* Exercise *
Scan the records below. List lines holding "Telescopio".

* Supplied records *
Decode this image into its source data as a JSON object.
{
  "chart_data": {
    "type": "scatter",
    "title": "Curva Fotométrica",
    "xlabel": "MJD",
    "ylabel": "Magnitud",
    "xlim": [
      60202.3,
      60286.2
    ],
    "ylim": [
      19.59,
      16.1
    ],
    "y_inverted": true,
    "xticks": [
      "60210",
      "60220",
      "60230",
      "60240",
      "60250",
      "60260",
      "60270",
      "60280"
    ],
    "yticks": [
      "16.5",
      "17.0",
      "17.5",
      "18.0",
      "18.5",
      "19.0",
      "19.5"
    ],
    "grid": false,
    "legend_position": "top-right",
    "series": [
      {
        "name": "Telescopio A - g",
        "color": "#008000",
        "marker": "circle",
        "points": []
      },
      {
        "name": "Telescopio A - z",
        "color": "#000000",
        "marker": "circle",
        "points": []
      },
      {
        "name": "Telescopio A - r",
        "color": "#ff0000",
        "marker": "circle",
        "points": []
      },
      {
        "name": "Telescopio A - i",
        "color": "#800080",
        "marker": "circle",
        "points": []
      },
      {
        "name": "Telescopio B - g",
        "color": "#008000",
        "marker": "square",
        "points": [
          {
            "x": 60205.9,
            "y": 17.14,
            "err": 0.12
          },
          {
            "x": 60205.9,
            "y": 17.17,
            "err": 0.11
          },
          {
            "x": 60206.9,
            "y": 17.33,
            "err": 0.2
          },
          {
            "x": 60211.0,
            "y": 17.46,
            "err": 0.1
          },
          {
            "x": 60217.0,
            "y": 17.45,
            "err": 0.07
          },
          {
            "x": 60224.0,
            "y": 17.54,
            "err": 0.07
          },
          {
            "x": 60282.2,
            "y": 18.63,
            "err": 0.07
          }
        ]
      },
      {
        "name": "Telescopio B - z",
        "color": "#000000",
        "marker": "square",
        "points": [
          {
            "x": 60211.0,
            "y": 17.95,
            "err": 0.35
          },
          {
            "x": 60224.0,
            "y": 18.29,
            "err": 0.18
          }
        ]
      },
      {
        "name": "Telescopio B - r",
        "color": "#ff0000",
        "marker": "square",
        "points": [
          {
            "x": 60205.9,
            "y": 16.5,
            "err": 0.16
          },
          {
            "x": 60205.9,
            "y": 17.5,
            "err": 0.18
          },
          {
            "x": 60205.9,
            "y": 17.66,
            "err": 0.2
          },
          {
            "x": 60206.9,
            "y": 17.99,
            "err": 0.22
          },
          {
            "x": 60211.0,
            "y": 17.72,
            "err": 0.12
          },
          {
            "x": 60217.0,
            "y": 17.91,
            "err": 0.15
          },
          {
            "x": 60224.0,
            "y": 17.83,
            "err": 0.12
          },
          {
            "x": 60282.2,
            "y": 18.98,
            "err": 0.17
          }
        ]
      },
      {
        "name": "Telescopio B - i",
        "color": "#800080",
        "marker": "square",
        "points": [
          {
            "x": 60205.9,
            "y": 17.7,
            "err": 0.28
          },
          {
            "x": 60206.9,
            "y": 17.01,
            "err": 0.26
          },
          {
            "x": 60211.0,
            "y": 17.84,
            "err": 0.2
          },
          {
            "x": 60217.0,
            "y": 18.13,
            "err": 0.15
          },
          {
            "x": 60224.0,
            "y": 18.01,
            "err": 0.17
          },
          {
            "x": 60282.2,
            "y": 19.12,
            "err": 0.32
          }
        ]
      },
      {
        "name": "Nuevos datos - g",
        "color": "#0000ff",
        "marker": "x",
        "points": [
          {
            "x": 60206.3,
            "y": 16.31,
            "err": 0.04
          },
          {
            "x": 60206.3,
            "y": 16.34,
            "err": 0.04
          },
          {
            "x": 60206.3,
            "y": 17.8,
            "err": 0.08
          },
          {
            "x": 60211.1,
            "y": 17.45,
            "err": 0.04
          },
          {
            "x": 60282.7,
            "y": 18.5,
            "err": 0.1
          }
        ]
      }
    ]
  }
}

* Exercise answer *
        "name": "Telescopio A - g",
        "name": "Telescopio A - z",
        "name": "Telescopio A - r",
        "name": "Telescopio A - i",
        "name": "Telescopio B - g",
        "name": "Telescopio B - z",
        "name": "Telescopio B - r",
        "name": "Telescopio B - i",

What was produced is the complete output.